▶ [Record set]
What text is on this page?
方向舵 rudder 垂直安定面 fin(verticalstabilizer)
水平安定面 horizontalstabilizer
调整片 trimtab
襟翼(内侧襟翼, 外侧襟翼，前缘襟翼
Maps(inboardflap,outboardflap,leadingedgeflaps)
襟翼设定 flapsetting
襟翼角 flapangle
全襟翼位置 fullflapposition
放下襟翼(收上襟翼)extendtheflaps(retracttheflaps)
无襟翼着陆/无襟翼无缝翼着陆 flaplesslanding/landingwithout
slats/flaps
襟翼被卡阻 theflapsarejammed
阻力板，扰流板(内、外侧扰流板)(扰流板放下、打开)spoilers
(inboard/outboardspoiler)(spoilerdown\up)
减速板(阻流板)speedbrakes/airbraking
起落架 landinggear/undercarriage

▶ [Given problem]
Write out the full listing, keeping every line exactly as it is.

▶ [Result of this task]
What text is on this page?
方向舵 rudder 垂直安定面 fin(verticalstabilizer)
水平安定面 horizontalstabilizer
调整片 trimtab
襟翼(内侧襟翼, 外侧襟翼，前缘襟翼
Maps(inboardflap,outboardflap,leadingedgeflaps)
襟翼设定 flapsetting
襟翼角 flapangle
全襟翼位置 fullflapposition
放下襟翼(收上襟翼)extendtheflaps(retracttheflaps)
无襟翼着陆/无襟翼无缝翼着陆 flaplesslanding/landingwithout
slats/flaps
襟翼被卡阻 theflapsarejammed
阻力板，扰流板(内、外侧扰流板)(扰流板放下、打开)spoilers
(inboard/outboardspoiler)(spoilerdown\up)
减速板(阻流板)speedbrakes/airbraking
起落架 landinggear/undercarriage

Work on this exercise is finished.